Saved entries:
** start **

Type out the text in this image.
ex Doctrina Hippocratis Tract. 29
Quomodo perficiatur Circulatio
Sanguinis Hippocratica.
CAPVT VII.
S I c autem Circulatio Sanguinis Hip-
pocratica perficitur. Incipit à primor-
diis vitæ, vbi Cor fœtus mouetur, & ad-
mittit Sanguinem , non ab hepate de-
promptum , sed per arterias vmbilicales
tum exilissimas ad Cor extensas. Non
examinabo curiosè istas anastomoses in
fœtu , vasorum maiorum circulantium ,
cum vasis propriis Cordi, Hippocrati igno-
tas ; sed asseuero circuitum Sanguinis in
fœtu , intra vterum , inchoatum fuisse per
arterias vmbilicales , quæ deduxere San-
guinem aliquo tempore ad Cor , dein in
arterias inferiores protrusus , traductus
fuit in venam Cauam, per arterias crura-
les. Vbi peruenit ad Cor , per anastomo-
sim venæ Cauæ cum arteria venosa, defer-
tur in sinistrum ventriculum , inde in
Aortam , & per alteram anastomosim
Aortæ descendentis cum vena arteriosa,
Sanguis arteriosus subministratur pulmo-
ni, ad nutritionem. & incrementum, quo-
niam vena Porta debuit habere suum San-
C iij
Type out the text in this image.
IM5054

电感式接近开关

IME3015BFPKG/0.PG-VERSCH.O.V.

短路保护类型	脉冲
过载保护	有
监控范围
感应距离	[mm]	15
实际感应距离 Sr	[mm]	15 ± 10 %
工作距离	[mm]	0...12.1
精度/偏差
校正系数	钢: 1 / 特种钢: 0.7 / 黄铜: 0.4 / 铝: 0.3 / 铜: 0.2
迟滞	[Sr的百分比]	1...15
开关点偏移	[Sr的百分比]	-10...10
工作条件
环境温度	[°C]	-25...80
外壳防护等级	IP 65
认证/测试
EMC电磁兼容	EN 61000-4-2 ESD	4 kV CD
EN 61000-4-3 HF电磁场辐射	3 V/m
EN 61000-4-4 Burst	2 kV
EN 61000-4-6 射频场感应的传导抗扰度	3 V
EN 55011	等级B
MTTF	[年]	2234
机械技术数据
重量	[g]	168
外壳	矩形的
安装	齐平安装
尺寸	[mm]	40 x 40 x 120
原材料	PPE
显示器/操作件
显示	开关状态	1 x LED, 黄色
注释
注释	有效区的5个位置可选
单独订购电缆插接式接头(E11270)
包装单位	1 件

** end **

- **THE EXERCISE**
Every record above should be output exactly.

- **FULL RESPONSE**
Type out the text in this image.
ex Doctrina Hippocratis Tract. 29
Quomodo perficiatur Circulatio
Sanguinis Hippocratica.
CAPVT VII.
S I c autem Circulatio Sanguinis Hip-
pocratica perficitur. Incipit à primor-
diis vitæ, vbi Cor fœtus mouetur, & ad-
mittit Sanguinem , non ab hepate de-
promptum , sed per arterias vmbilicales
tum exilissimas ad Cor extensas. Non
examinabo curiosè istas anastomoses in
fœtu , vasorum maiorum circulantium ,
cum vasis propriis Cordi, Hippocrati igno-
tas ; sed asseuero circuitum Sanguinis in
fœtu , intra vterum , inchoatum fuisse per
arterias vmbilicales , quæ deduxere San-
guinem aliquo tempore ad Cor , dein in
arterias inferiores protrusus , traductus
fuit in venam Cauam, per arterias crura-
les. Vbi peruenit ad Cor , per anastomo-
sim venæ Cauæ cum arteria venosa, defer-
tur in sinistrum ventriculum , inde in
Aortam , & per alteram anastomosim
Aortæ descendentis cum vena arteriosa,
Sanguis arteriosus subministratur pulmo-
ni, ad nutritionem. & incrementum, quo-
niam vena Porta debuit habere suum San-
C iij
Type out the text in this image.
IM5054

电感式接近开关

IME3015BFPKG/0.PG-VERSCH.O.V.

短路保护类型	脉冲
过载保护	有
监控范围
感应距离	[mm]	15
实际感应距离 Sr	[mm]	15 ± 10 %
工作距离	[mm]	0...12.1
精度/偏差
校正系数	钢: 1 / 特种钢: 0.7 / 黄铜: 0.4 / 铝: 0.3 / 铜: 0.2
迟滞	[Sr的百分比]	1...15
开关点偏移	[Sr的百分比]	-10...10
工作条件
环境温度	[°C]	-25...80
外壳防护等级	IP 65
认证/测试
EMC电磁兼容	EN 61000-4-2 ESD	4 kV CD
EN 61000-4-3 HF电磁场辐射	3 V/m
EN 61000-4-4 Burst	2 kV
EN 61000-4-6 射频场感应的传导抗扰度	3 V
EN 55011	等级B
MTTF	[年]	2234
机械技术数据
重量	[g]	168
外壳	矩形的
安装	齐平安装
尺寸	[mm]	40 x 40 x 120
原材料	PPE
显示器/操作件
显示	开关状态	1 x LED, 黄色
注释
注释	有效区的5个位置可选
单独订购电缆插接式接头(E11270)
包装单位	1 件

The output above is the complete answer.